_RECORDED DATA:_
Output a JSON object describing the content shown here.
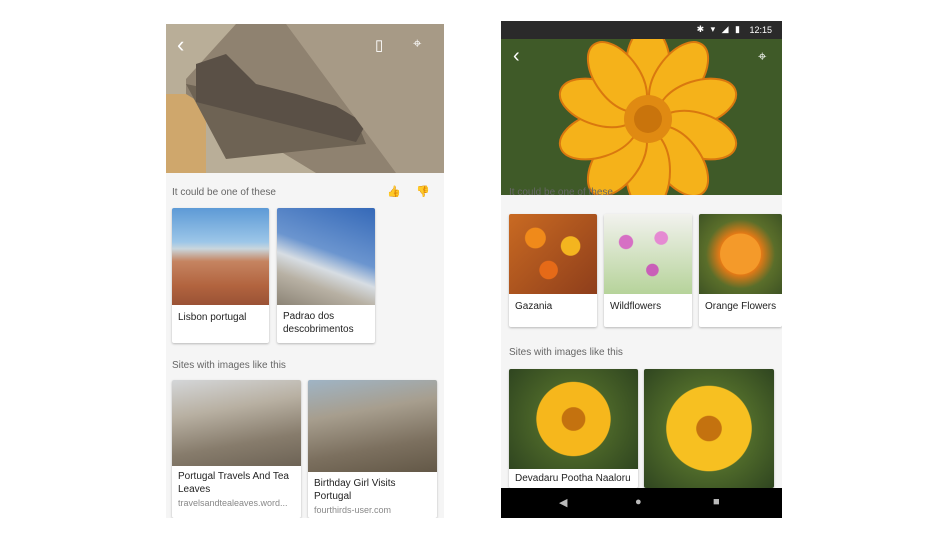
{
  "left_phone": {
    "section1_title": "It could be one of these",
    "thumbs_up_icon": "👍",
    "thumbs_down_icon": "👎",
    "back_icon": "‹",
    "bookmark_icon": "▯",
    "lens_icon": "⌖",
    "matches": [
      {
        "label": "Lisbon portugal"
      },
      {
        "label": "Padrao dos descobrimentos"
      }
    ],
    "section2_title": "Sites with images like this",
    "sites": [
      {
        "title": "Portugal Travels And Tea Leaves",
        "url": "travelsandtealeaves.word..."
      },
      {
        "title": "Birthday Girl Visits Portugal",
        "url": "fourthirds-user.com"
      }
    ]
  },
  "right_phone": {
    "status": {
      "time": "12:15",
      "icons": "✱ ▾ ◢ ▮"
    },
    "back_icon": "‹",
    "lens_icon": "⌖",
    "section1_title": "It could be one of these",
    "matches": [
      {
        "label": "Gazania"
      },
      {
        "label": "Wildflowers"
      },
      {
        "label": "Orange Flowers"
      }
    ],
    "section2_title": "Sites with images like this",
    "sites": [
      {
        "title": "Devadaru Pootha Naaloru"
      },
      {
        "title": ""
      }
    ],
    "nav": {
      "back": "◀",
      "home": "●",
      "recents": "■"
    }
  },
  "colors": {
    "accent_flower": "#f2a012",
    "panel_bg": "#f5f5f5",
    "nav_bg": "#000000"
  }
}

_OBJECTIVE:_ Reproduce each entry precisely, dropping only the pictures.

_RESULT OF THIS EXERCISE:_
Output a JSON object describing the content shown here.
{
  "left_phone": {
    "section1_title": "It could be one of these",
    "thumbs_up_icon": "👍",
    "thumbs_down_icon": "👎",
    "back_icon": "‹",
    "bookmark_icon": "▯",
    "lens_icon": "⌖",
    "matches": [
      {
        "label": "Lisbon portugal"
      },
      {
        "label": "Padrao dos descobrimentos"
      }
    ],
    "section2_title": "Sites with images like this",
    "sites": [
      {
        "title": "Portugal Travels And Tea Leaves",
        "url": "travelsandtealeaves.word..."
      },
      {
        "title": "Birthday Girl Visits Portugal",
        "url": "fourthirds-user.com"
      }
    ]
  },
  "right_phone": {
    "status": {
      "time": "12:15",
      "icons": "✱ ▾ ◢ ▮"
    },
    "back_icon": "‹",
    "lens_icon": "⌖",
    "section1_title": "It could be one of these",
    "matches": [
      {
        "label": "Gazania"
      },
      {
        "label": "Wildflowers"
      },
      {
        "label": "Orange Flowers"
      }
    ],
    "section2_title": "Sites with images like this",
    "sites": [
      {
        "title": "Devadaru Pootha Naaloru"
      },
      {
        "title": ""
      }
    ],
    "nav": {
      "back": "◀",
      "home": "●",
      "recents": "■"
    }
  },
  "colors": {
    "accent_flower": "#f2a012",
    "panel_bg": "#f5f5f5",
    "nav_bg": "#000000"
  }
}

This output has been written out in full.